[start]

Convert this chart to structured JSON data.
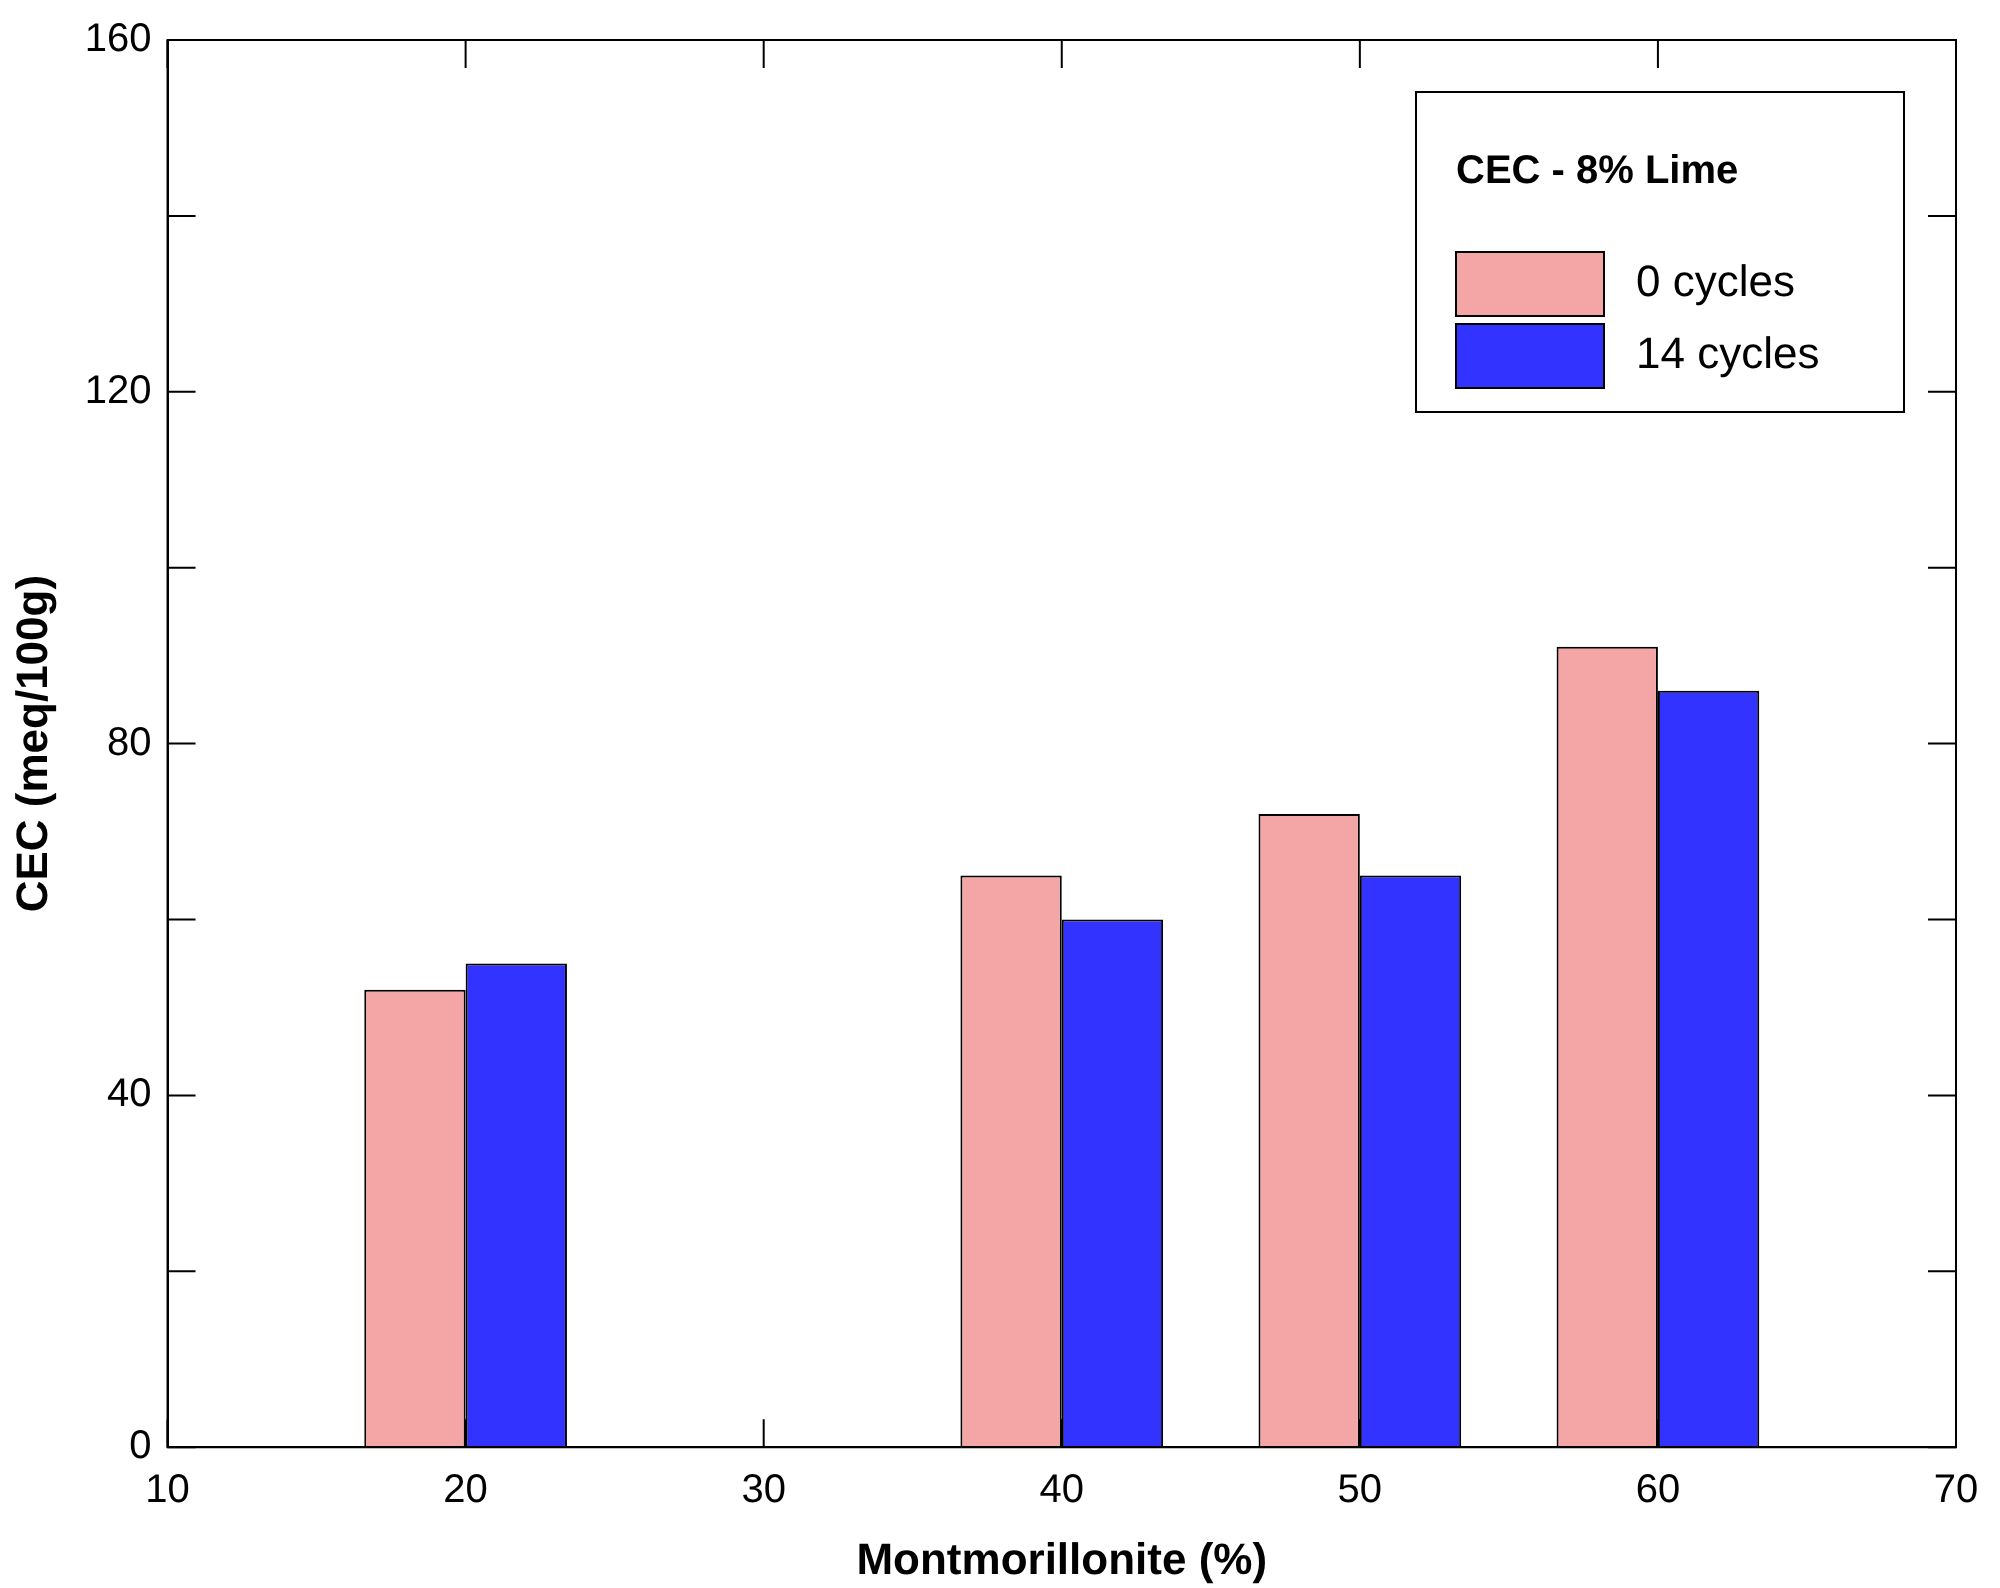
{
  "chart_data": {
    "type": "bar",
    "xlabel": "Montmorillonite (%)",
    "ylabel": "CEC (meq/100g)",
    "legend_title": "CEC - 8% Lime",
    "x": [
      20,
      40,
      50,
      60
    ],
    "series": [
      {
        "name": "0 cycles",
        "color": "#f4a6a6",
        "values": [
          52,
          65,
          72,
          91
        ]
      },
      {
        "name": "14 cycles",
        "color": "#3333ff",
        "values": [
          55,
          60,
          65,
          86
        ]
      }
    ],
    "xlim": [
      10,
      70
    ],
    "xticks": [
      10,
      20,
      30,
      40,
      50,
      60,
      70
    ],
    "ylim": [
      0,
      160
    ],
    "yticks": [
      0,
      {
        "value": 20,
        "label": null
      },
      40,
      {
        "value": 60,
        "label": null
      },
      80,
      {
        "value": 100,
        "label": null
      },
      120,
      {
        "value": 140,
        "label": null
      },
      160
    ],
    "grid": false,
    "legend": "top right"
  }
}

[end]

> **STATED PROBLEM**
Reproduce every line precisely as given, omitting all pictures.

> **WRITTEN SOLUTION**
Convert this chart to structured JSON data.
{
  "chart_data": {
    "type": "bar",
    "xlabel": "Montmorillonite (%)",
    "ylabel": "CEC (meq/100g)",
    "legend_title": "CEC - 8% Lime",
    "x": [
      20,
      40,
      50,
      60
    ],
    "series": [
      {
        "name": "0 cycles",
        "color": "#f4a6a6",
        "values": [
          52,
          65,
          72,
          91
        ]
      },
      {
        "name": "14 cycles",
        "color": "#3333ff",
        "values": [
          55,
          60,
          65,
          86
        ]
      }
    ],
    "xlim": [
      10,
      70
    ],
    "xticks": [
      10,
      20,
      30,
      40,
      50,
      60,
      70
    ],
    "ylim": [
      0,
      160
    ],
    "yticks": [
      0,
      {
        "value": 20,
        "label": null
      },
      40,
      {
        "value": 60,
        "label": null
      },
      80,
      {
        "value": 100,
        "label": null
      },
      120,
      {
        "value": 140,
        "label": null
      },
      160
    ],
    "grid": false,
    "legend": "top right"
  }
}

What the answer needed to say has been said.